Written problem. Return the listing below unchanged, minus its pictures.

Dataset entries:
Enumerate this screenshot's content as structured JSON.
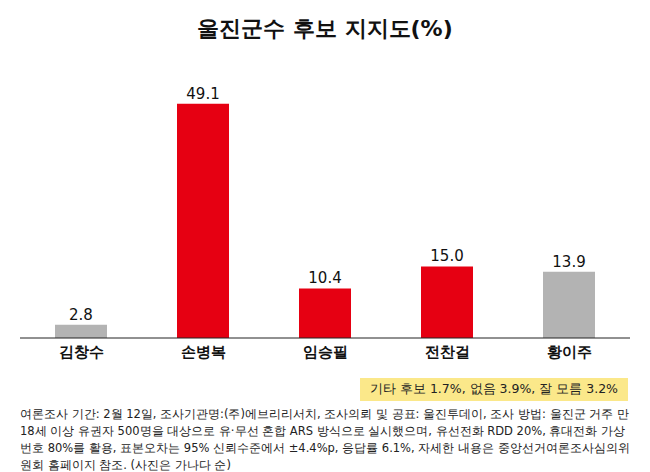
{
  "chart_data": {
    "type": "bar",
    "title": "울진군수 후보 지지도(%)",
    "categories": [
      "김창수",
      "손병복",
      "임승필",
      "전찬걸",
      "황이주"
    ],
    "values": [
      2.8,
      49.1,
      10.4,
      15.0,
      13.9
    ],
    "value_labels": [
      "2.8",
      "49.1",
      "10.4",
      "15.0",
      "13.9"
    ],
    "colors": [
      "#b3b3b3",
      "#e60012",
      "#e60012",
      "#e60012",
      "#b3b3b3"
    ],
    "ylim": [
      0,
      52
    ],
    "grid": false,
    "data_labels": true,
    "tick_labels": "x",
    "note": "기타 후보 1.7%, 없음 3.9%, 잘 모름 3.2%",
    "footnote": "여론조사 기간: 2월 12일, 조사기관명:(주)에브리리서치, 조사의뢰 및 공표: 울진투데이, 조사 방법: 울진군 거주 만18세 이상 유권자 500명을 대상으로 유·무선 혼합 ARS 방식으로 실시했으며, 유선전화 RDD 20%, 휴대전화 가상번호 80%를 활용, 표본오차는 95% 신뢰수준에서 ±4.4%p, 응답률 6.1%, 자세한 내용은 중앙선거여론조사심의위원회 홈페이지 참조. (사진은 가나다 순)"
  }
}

The completed task.
Enumerate this screenshot's content as structured JSON.
{
  "chart_data": {
    "type": "bar",
    "title": "울진군수 후보 지지도(%)",
    "categories": [
      "김창수",
      "손병복",
      "임승필",
      "전찬걸",
      "황이주"
    ],
    "values": [
      2.8,
      49.1,
      10.4,
      15.0,
      13.9
    ],
    "value_labels": [
      "2.8",
      "49.1",
      "10.4",
      "15.0",
      "13.9"
    ],
    "colors": [
      "#b3b3b3",
      "#e60012",
      "#e60012",
      "#e60012",
      "#b3b3b3"
    ],
    "ylim": [
      0,
      52
    ],
    "grid": false,
    "data_labels": true,
    "tick_labels": "x",
    "note": "기타 후보 1.7%, 없음 3.9%, 잘 모름 3.2%",
    "footnote": "여론조사 기간: 2월 12일, 조사기관명:(주)에브리리서치, 조사의뢰 및 공표: 울진투데이, 조사 방법: 울진군 거주 만18세 이상 유권자 500명을 대상으로 유·무선 혼합 ARS 방식으로 실시했으며, 유선전화 RDD 20%, 휴대전화 가상번호 80%를 활용, 표본오차는 95% 신뢰수준에서 ±4.4%p, 응답률 6.1%, 자세한 내용은 중앙선거여론조사심의위원회 홈페이지 참조. (사진은 가나다 순)"
  }
}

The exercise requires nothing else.